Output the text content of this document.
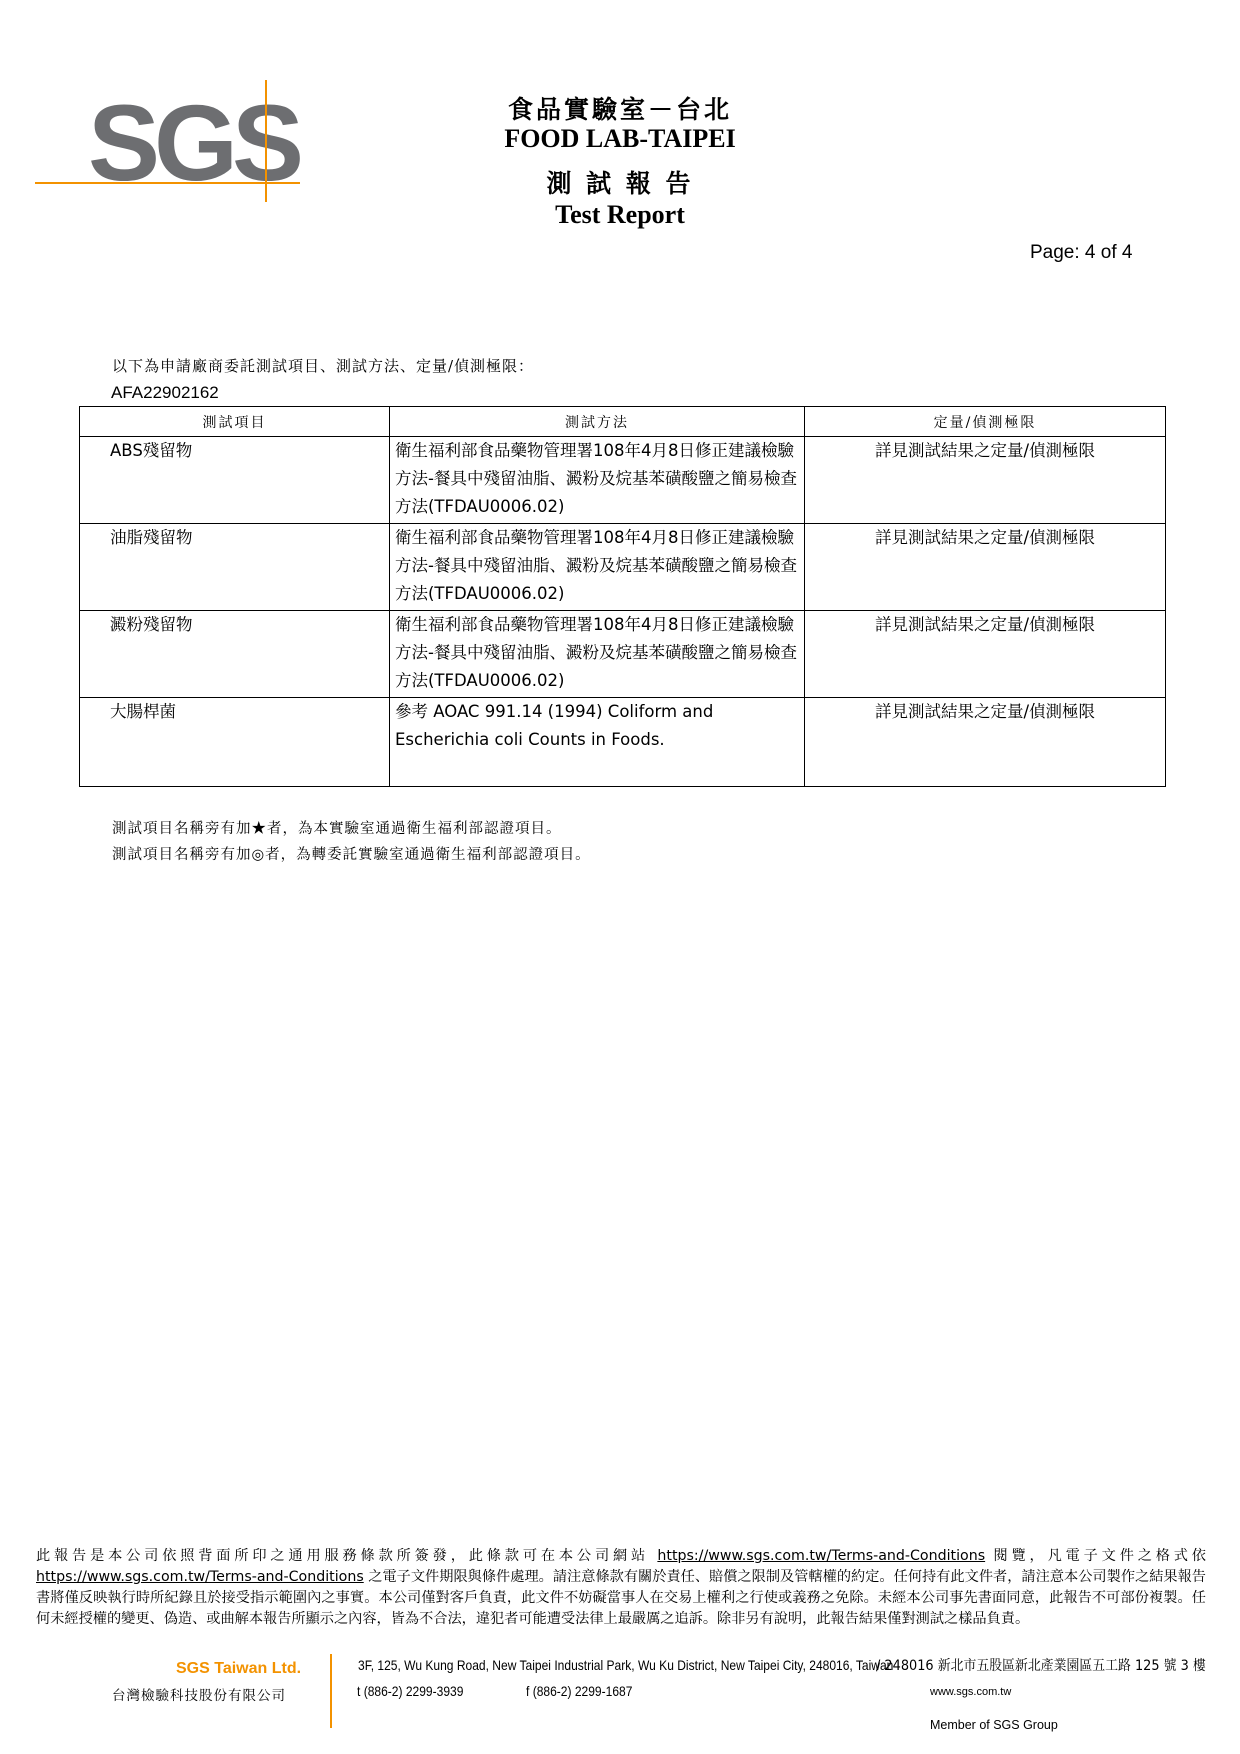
SGS	食品實驗室－台北
FOOD LAB-TAIPEI
測 試 報 告
Test Report
Page: 4 of 4
以下為申請廠商委託測試項目、測試方法、定量/偵測極限：
AFA22902162
測試項目	測試方法	定量/偵測極限
ABS殘留物	衛生福利部食品藥物管理署108年4月8日修正建議檢驗方法-餐具中殘留油脂、澱粉及烷基苯磺酸鹽之簡易檢查方法(TFDAU0006.02)	詳見測試結果之定量/偵測極限
油脂殘留物	衛生福利部食品藥物管理署108年4月8日修正建議檢驗方法-餐具中殘留油脂、澱粉及烷基苯磺酸鹽之簡易檢查方法(TFDAU0006.02)	詳見測試結果之定量/偵測極限
澱粉殘留物	衛生福利部食品藥物管理署108年4月8日修正建議檢驗方法-餐具中殘留油脂、澱粉及烷基苯磺酸鹽之簡易檢查方法(TFDAU0006.02)	詳見測試結果之定量/偵測極限
大腸桿菌	參考 AOAC 991.14 (1994) Coliform and Escherichia coli Counts in Foods.	詳見測試結果之定量/偵測極限
測試項目名稱旁有加★者，為本實驗室通過衛生福利部認證項目。
測試項目名稱旁有加◎者，為轉委託實驗室通過衛生福利部認證項目。
此報告是本公司依照背面所印之通用服務條款所簽發，此條款可在本公司網站 https://www.sgs.com.tw/Terms-and-Conditions 閱覽，凡電子文件之格式依https://www.sgs.com.tw/Terms-and-Conditions 之電子文件期限與條件處理。請注意條款有關於責任、賠償之限制及管轄權的約定。任何持有此文件者，請注意本公司製作之結果報告書將僅反映執行時所紀錄且於接受指示範圍內之事實。本公司僅對客戶負責，此文件不妨礙當事人在交易上權利之行使或義務之免除。未經本公司事先書面同意，此報告不可部份複製。任何未經授權的變更、偽造、或曲解本報告所顯示之內容，皆為不合法，違犯者可能遭受法律上最嚴厲之追訴。除非另有說明，此報告結果僅對測試之樣品負責。
SGS Taiwan Ltd.
台灣檢驗科技股份有限公司
3F, 125, Wu Kung Road, New Taipei Industrial Park, Wu Ku District, New Taipei City, 248016, Taiwan
/ 248016 新北市五股區新北產業園區五工路 125 號 3 樓
t (886-2) 2299-3939	f (886-2) 2299-1687	www.sgs.com.tw
Member of SGS Group
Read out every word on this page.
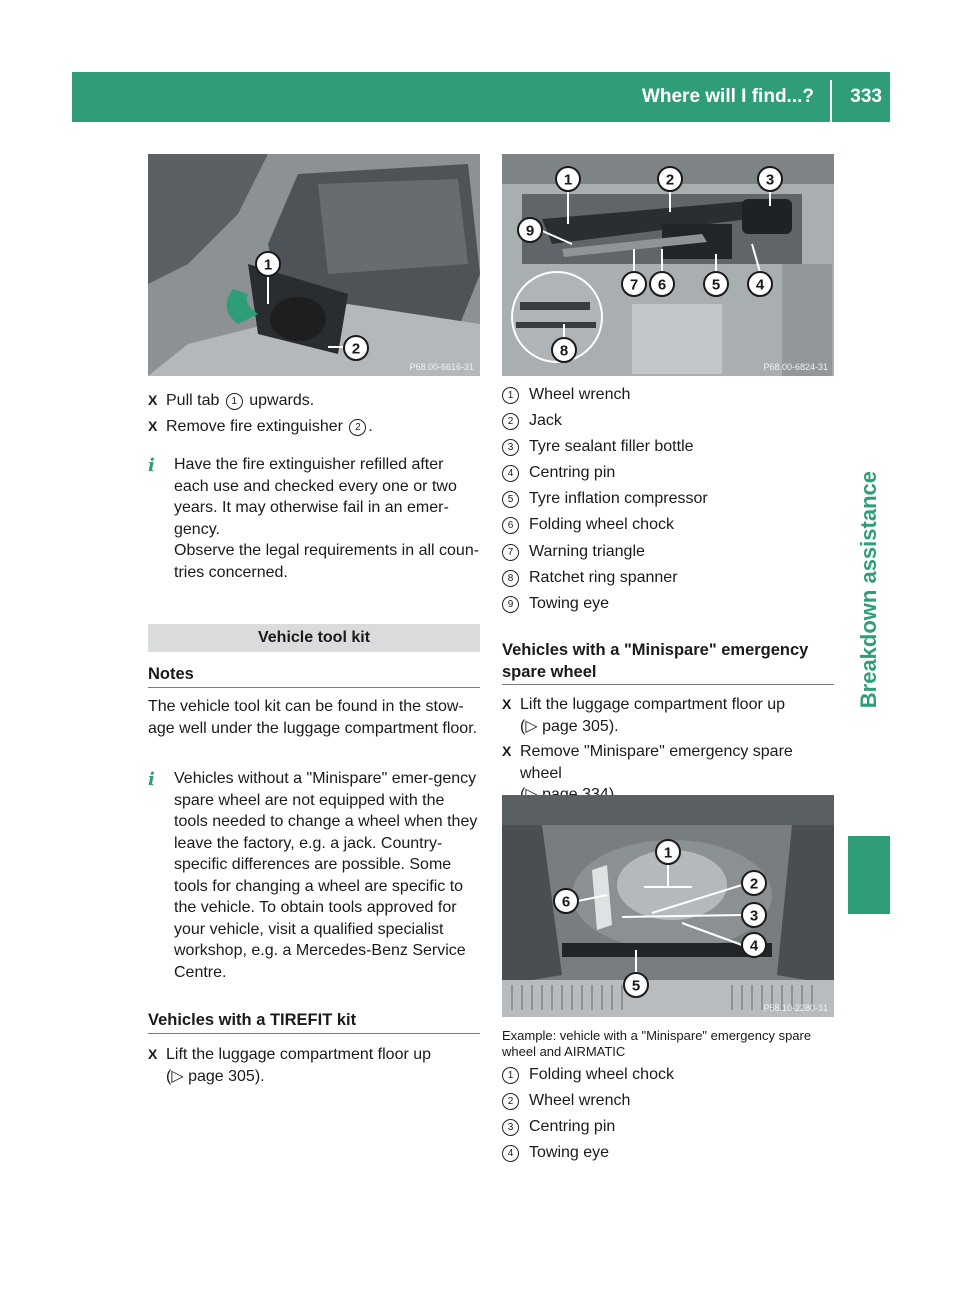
Where will I find...? 333
Breakdown assistance
1
2
P68.00-6616-31
X Pull tab 1 upwards.
X Remove fire extinguisher 2 .
i Have the fire extinguisher refilled after each use and checked every one or two years. It may otherwise fail in an emer-gency.

Observe the legal requirements in all coun-tries concerned.

Vehicle tool kit
Notes
The vehicle tool kit can be found in the stow-age well under the luggage compartment floor.
i Vehicles without a "Minispare" emer-gency spare wheel are not equipped with the tools needed to change a wheel when they leave the factory, e.g. a jack. Country-specific differences are possible. Some tools for changing a wheel are specific to the vehicle. To obtain tools approved for your vehicle, visit a qualified specialist workshop, e.g. a Mercedes-Benz Service Centre.

Vehicles with a TIREFIT kit
X Lift the luggage compartment floor up
(▷ page 305).
1	2	3
9
7 6	5 4
8
P68.00-6824-31
1 Wheel wrench
2 Jack
3 Tyre sealant filler bottle
4 Centring pin
5 Tyre inflation compressor
6 Folding wheel chock
7 Warning triangle
8 Ratchet ring spanner
9 Towing eye
Vehicles with a "Minispare" emergency spare wheel
X Lift the luggage compartment floor up
(▷ page 305).
X Remove "Minispare" emergency spare wheel

1
2
3
4
5
6
P58.10-2280-31
Example: vehicle with a "Minispare" emergency spare wheel and AIRMATIC
1 Folding wheel chock
2 Wheel wrench
3 Centring pin
4 Towing eye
# # # #
» **Given instruction**:
Retype the records exactly. Any image in them should not appear in what you write.

» **Worked solution**:
Output the text content of this document.
SGS	食品實驗室－台北
FOOD LAB-TAIPEI
測 試 報 告
Test Report
Page: 4 of 4
以下為申請廠商委託測試項目、測試方法、定量/偵測極限：
AFA22902162
測試項目	測試方法	定量/偵測極限
ABS殘留物	衛生福利部食品藥物管理署108年4月8日修正建議檢驗方法-餐具中殘留油脂、澱粉及烷基苯磺酸鹽之簡易檢查方法(TFDAU0006.02)	詳見測試結果之定量/偵測極限
油脂殘留物	衛生福利部食品藥物管理署108年4月8日修正建議檢驗方法-餐具中殘留油脂、澱粉及烷基苯磺酸鹽之簡易檢查方法(TFDAU0006.02)	詳見測試結果之定量/偵測極限
澱粉殘留物	衛生福利部食品藥物管理署108年4月8日修正建議檢驗方法-餐具中殘留油脂、澱粉及烷基苯磺酸鹽之簡易檢查方法(TFDAU0006.02)	詳見測試結果之定量/偵測極限
大腸桿菌	參考 AOAC 991.14 (1994) Coliform and Escherichia coli Counts in Foods.	詳見測試結果之定量/偵測極限
測試項目名稱旁有加★者，為本實驗室通過衛生福利部認證項目。
測試項目名稱旁有加◎者，為轉委託實驗室通過衛生福利部認證項目。
此報告是本公司依照背面所印之通用服務條款所簽發，此條款可在本公司網站 https://www.sgs.com.tw/Terms-and-Conditions 閱覽，凡電子文件之格式依https://www.sgs.com.tw/Terms-and-Conditions 之電子文件期限與條件處理。請注意條款有關於責任、賠償之限制及管轄權的約定。任何持有此文件者，請注意本公司製作之結果報告書將僅反映執行時所紀錄且於接受指示範圍內之事實。本公司僅對客戶負責，此文件不妨礙當事人在交易上權利之行使或義務之免除。未經本公司事先書面同意，此報告不可部份複製。任何未經授權的變更、偽造、或曲解本報告所顯示之內容，皆為不合法，違犯者可能遭受法律上最嚴厲之追訴。除非另有說明，此報告結果僅對測試之樣品負責。
SGS Taiwan Ltd.
台灣檢驗科技股份有限公司
3F, 125, Wu Kung Road, New Taipei Industrial Park, Wu Ku District, New Taipei City, 248016, Taiwan
/ 248016 新北市五股區新北產業園區五工路 125 號 3 樓
t (886-2) 2299-3939	f (886-2) 2299-1687	www.sgs.com.tw
Member of SGS Group
Read out every word on this page.
Where will I find...? 333
Breakdown assistance
1
2
P68.00-6616-31
X Pull tab 1 upwards.
X Remove fire extinguisher 2 .
i Have the fire extinguisher refilled after each use and checked every one or two years. It may otherwise fail in an emer-gency.

Observe the legal requirements in all coun-tries concerned.

Vehicle tool kit
Notes
The vehicle tool kit can be found in the stow-age well under the luggage compartment floor.
i Vehicles without a "Minispare" emer-gency spare wheel are not equipped with the tools needed to change a wheel when they leave the factory, e.g. a jack. Country-specific differences are possible. Some tools for changing a wheel are specific to the vehicle. To obtain tools approved for your vehicle, visit a qualified specialist workshop, e.g. a Mercedes-Benz Service Centre.

Vehicles with a TIREFIT kit
X Lift the luggage compartment floor up
(▷ page 305).
1	2	3
9
7 6	5 4
8
P68.00-6824-31
1 Wheel wrench
2 Jack
3 Tyre sealant filler bottle
4 Centring pin
5 Tyre inflation compressor
6 Folding wheel chock
7 Warning triangle
8 Ratchet ring spanner
9 Towing eye
Vehicles with a "Minispare" emergency spare wheel
X Lift the luggage compartment floor up
(▷ page 305).
X Remove "Minispare" emergency spare wheel

1
2
3
4
5
6
P58.10-2280-31
Example: vehicle with a "Minispare" emergency spare wheel and AIRMATIC
1 Folding wheel chock
2 Wheel wrench
3 Centring pin
4 Towing eye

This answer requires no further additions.